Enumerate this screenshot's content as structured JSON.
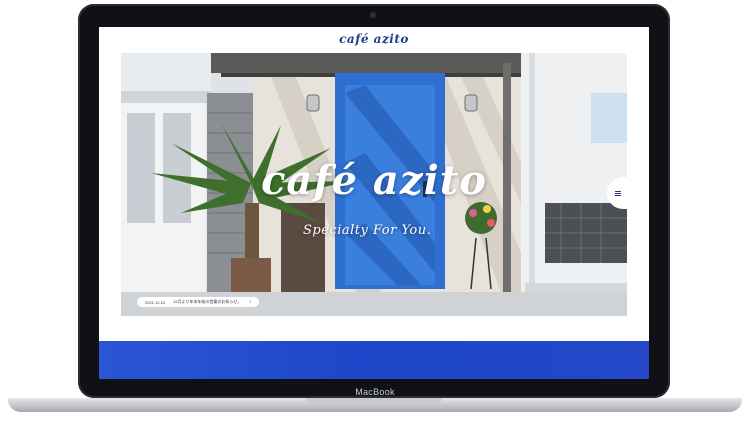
{
  "device": {
    "brand_label": "MacBook"
  },
  "site": {
    "logo": "café azito",
    "hero_title": "café azito",
    "tagline": "Specialty For You.",
    "news": {
      "date": "2021.12.10",
      "text": "12月より年末年始の営業のお知らせ。"
    }
  },
  "icons": {
    "menu": "hamburger-menu-icon",
    "news_arrow": "chevron-right-icon"
  },
  "colors": {
    "accent_blue": "#1f46c8",
    "door_blue": "#2f73d2",
    "logo_blue": "#1f3a8a"
  }
}
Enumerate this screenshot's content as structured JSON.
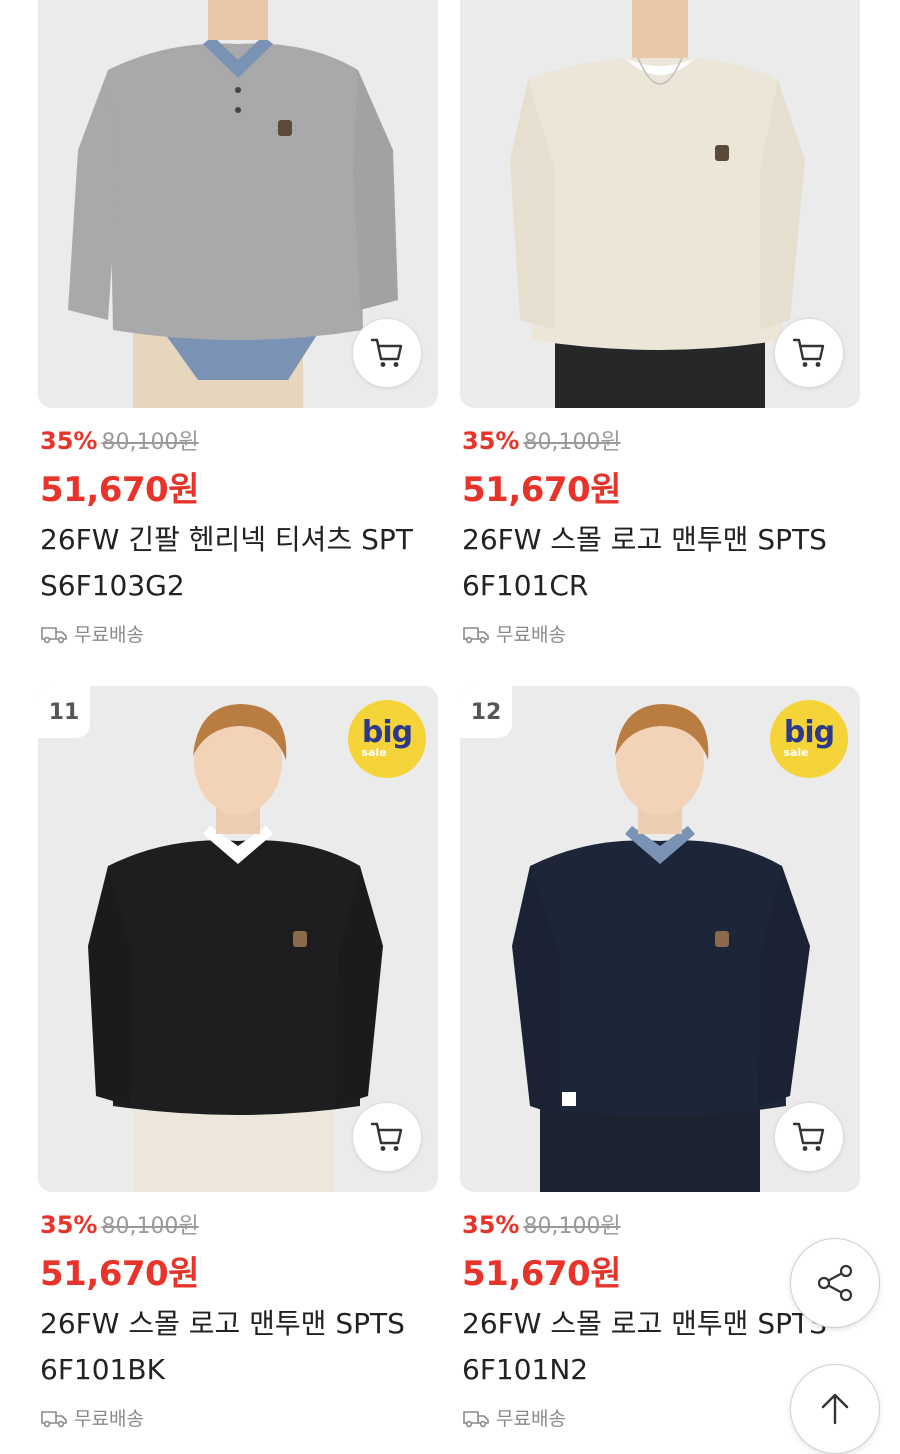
{
  "products": [
    {
      "rank": "",
      "discount": "35%",
      "original_price": "80,100원",
      "sale_price": "51,670원",
      "name": "26FW 긴팔 헨리넥 티셔츠 SPTS6F103G2",
      "shipping": "무료배송",
      "badge": "",
      "sweater_color": "#a9a9ab"
    },
    {
      "rank": "",
      "discount": "35%",
      "original_price": "80,100원",
      "sale_price": "51,670원",
      "name": "26FW 스몰 로고 맨투맨 SPTS6F101CR",
      "shipping": "무료배송",
      "badge": "",
      "sweater_color": "#ece6d8"
    },
    {
      "rank": "11",
      "discount": "35%",
      "original_price": "80,100원",
      "sale_price": "51,670원",
      "name": "26FW 스몰 로고 맨투맨 SPTS6F101BK",
      "shipping": "무료배송",
      "badge": {
        "big": "big",
        "sale": "sale"
      },
      "sweater_color": "#1e1e20"
    },
    {
      "rank": "12",
      "discount": "35%",
      "original_price": "80,100원",
      "sale_price": "51,670원",
      "name": "26FW 스몰 로고 맨투맨 SPTS6F101N2",
      "shipping": "무료배송",
      "badge": {
        "big": "big",
        "sale": "sale"
      },
      "sweater_color": "#1d2638"
    }
  ],
  "icons": {
    "cart": "cart-icon",
    "truck": "truck-icon",
    "share": "share-icon",
    "top": "arrow-up-icon"
  },
  "colors": {
    "accent_red": "#e8332a",
    "strike_gray": "#9a9a9a",
    "badge_yellow": "#f5d43a"
  }
}
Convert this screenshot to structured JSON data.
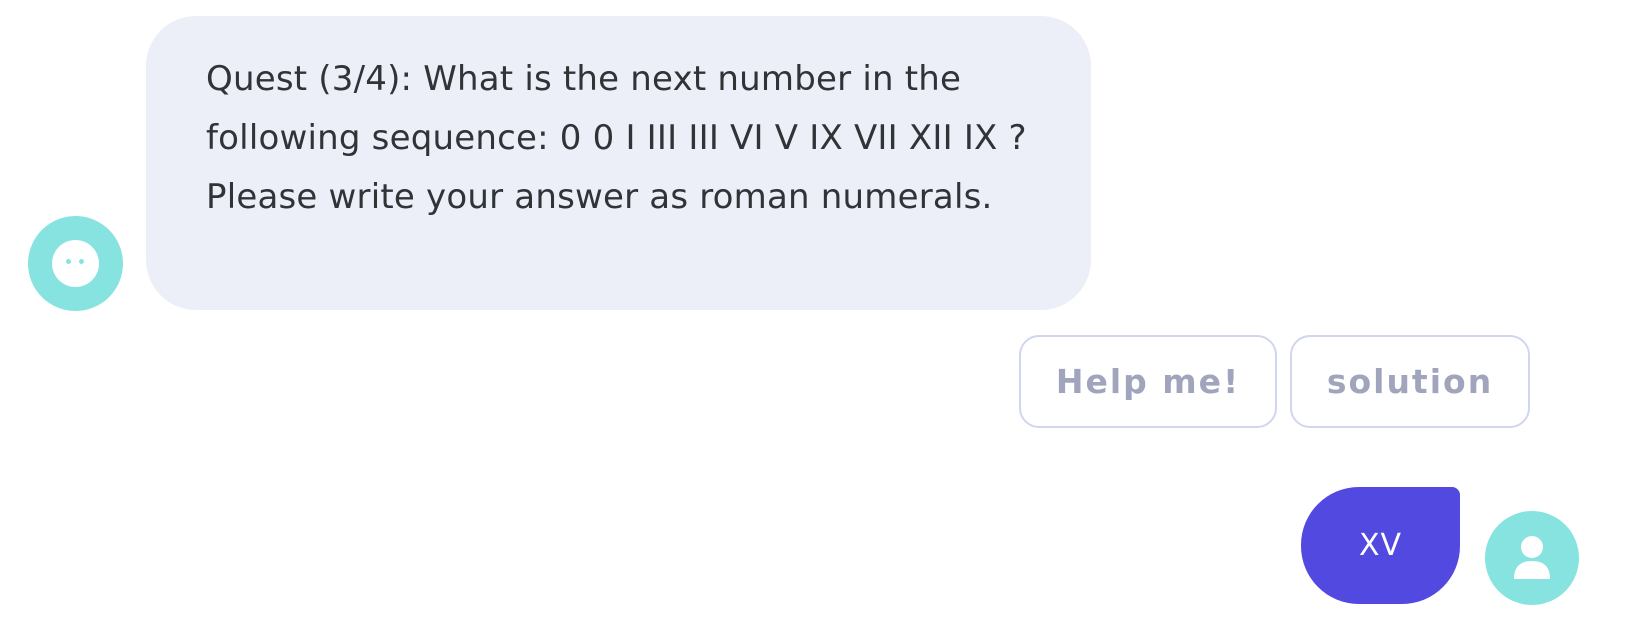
{
  "chat": {
    "bot_message": "Quest (3/4): What is the next number in the following sequence: 0 0 I III III VI V IX VII XII IX ? Please write your answer as roman numerals.",
    "quick_replies": [
      {
        "label": "Help me!"
      },
      {
        "label": "solution"
      }
    ],
    "user_message": "XV"
  },
  "icons": {
    "bot_avatar": "bot-face-icon",
    "user_avatar": "user-icon"
  },
  "colors": {
    "avatar_bg": "#86e3df",
    "bot_bubble_bg": "#eceff8",
    "user_bubble_bg": "#5249e0",
    "quick_reply_border": "#d1d6ee",
    "quick_reply_text": "#a0a5bd"
  }
}
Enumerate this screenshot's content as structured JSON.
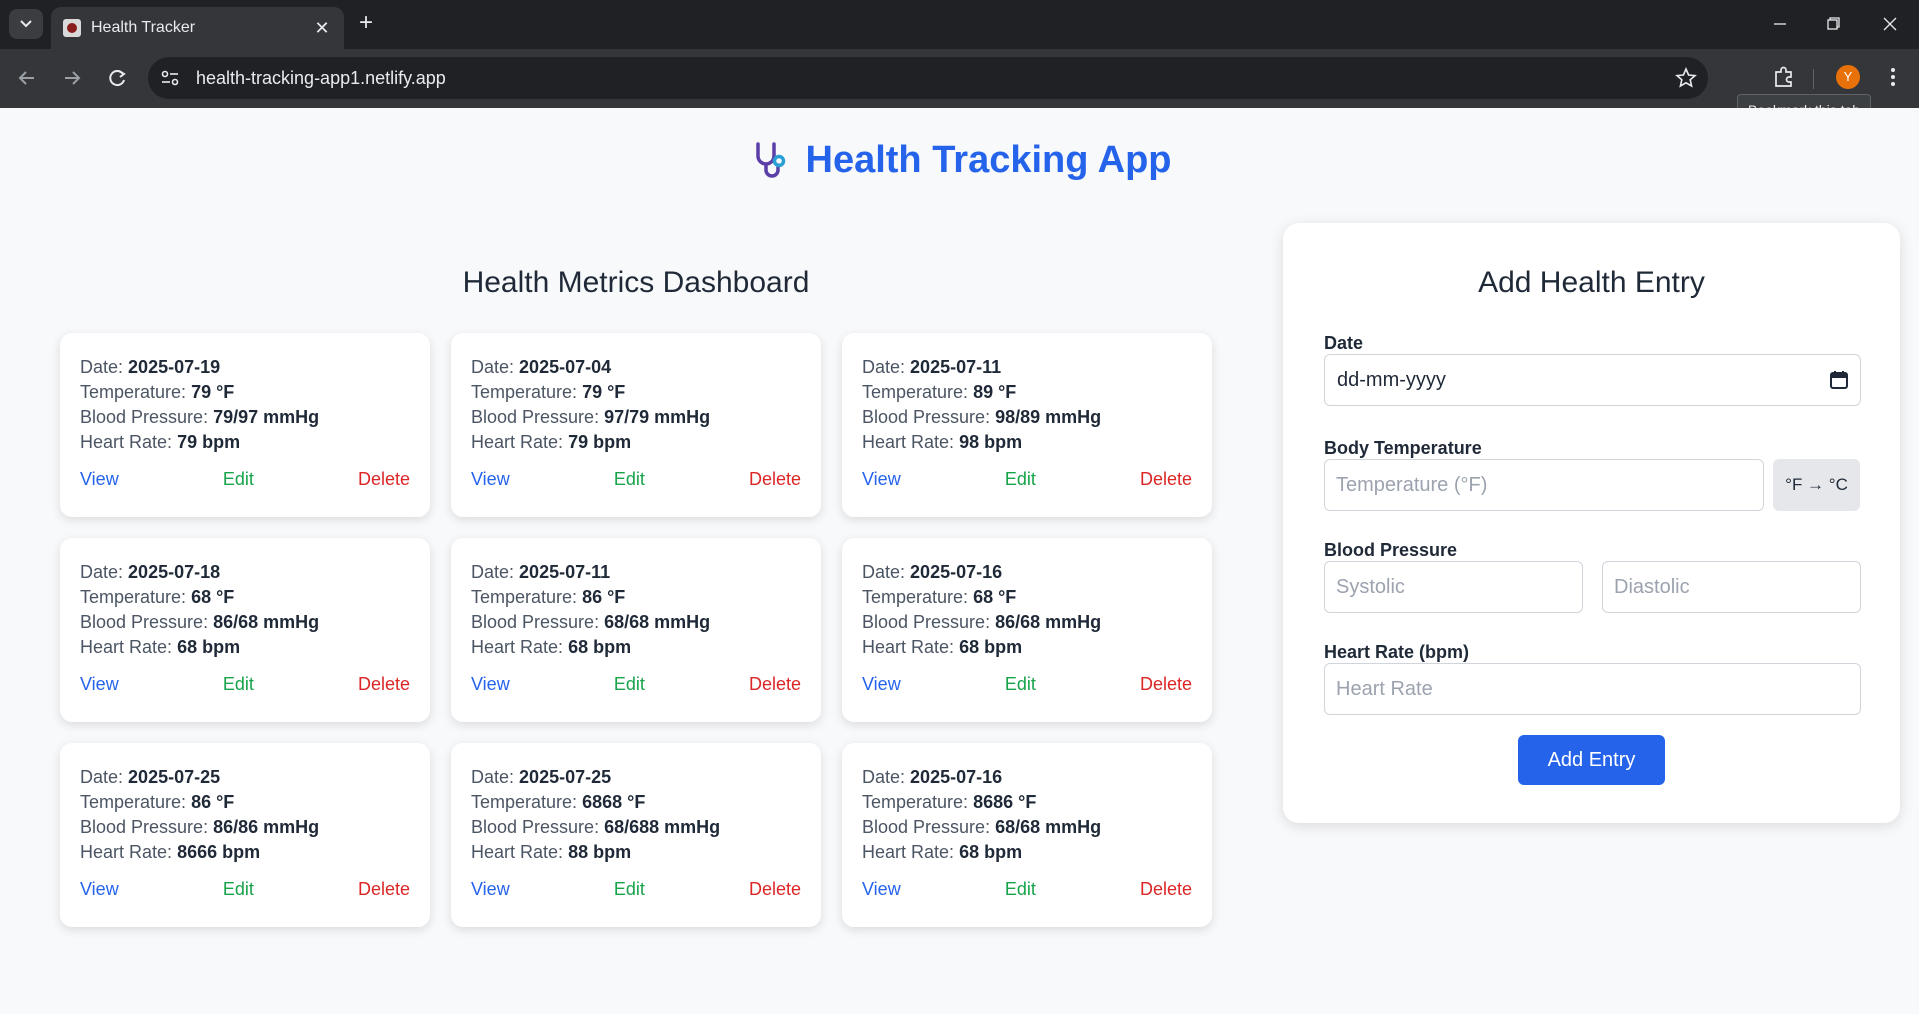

--*--

What is the number of lines above that hold the string "café"? Answer with that number alone.

§ **The response**:
2